**Exercise**
All of the data should be output character for character, except the pictures.

**Records for processing**

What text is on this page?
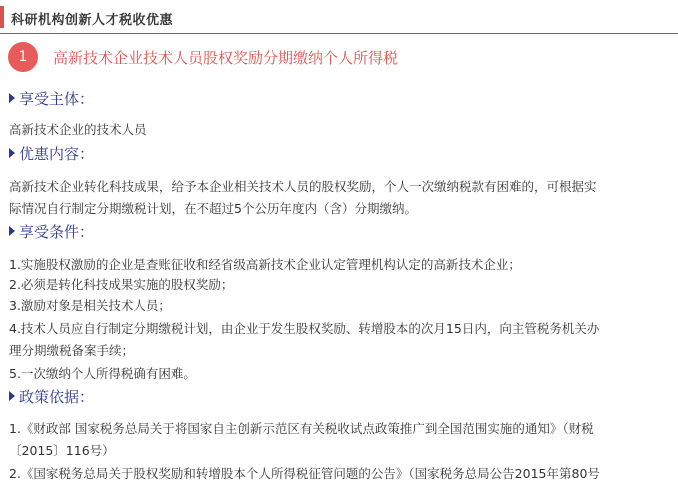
科研机构创新人才税收优惠
1	高新技术企业技术人员股权奖励分期缴纳个人所得税
享受主体：
高新技术企业的技术人员
优惠内容：
高新技术企业转化科技成果，给予本企业相关技术人员的股权奖励，个人一次缴纳税款有困难的，可根据实
际情况自行制定分期缴税计划，在不超过5个公历年度内（含）分期缴纳。
享受条件：
1.实施股权激励的企业是查账征收和经省级高新技术企业认定管理机构认定的高新技术企业；
2.必须是转化科技成果实施的股权奖励；
3.激励对象是相关技术人员；
4.技术人员应自行制定分期缴税计划，由企业于发生股权奖励、转增股本的次月15日内，向主管税务机关办
理分期缴税备案手续；
5.一次缴纳个人所得税确有困难。
政策依据：
1.《财政部 国家税务总局关于将国家自主创新示范区有关税收试点政策推广到全国范围实施的通知》（财税
〔2015〕116号）
2.《国家税务总局关于股权奖励和转增股本个人所得税征管问题的公告》（国家税务总局公告2015年第80号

**Exercise solution**
What text is on this page?
科研机构创新人才税收优惠
1	高新技术企业技术人员股权奖励分期缴纳个人所得税
享受主体：
高新技术企业的技术人员
优惠内容：
高新技术企业转化科技成果，给予本企业相关技术人员的股权奖励，个人一次缴纳税款有困难的，可根据实
际情况自行制定分期缴税计划，在不超过5个公历年度内（含）分期缴纳。
享受条件：
1.实施股权激励的企业是查账征收和经省级高新技术企业认定管理机构认定的高新技术企业；
2.必须是转化科技成果实施的股权奖励；
3.激励对象是相关技术人员；
4.技术人员应自行制定分期缴税计划，由企业于发生股权奖励、转增股本的次月15日内，向主管税务机关办
理分期缴税备案手续；
5.一次缴纳个人所得税确有困难。
政策依据：
1.《财政部 国家税务总局关于将国家自主创新示范区有关税收试点政策推广到全国范围实施的通知》（财税
〔2015〕116号）
2.《国家税务总局关于股权奖励和转增股本个人所得税征管问题的公告》（国家税务总局公告2015年第80号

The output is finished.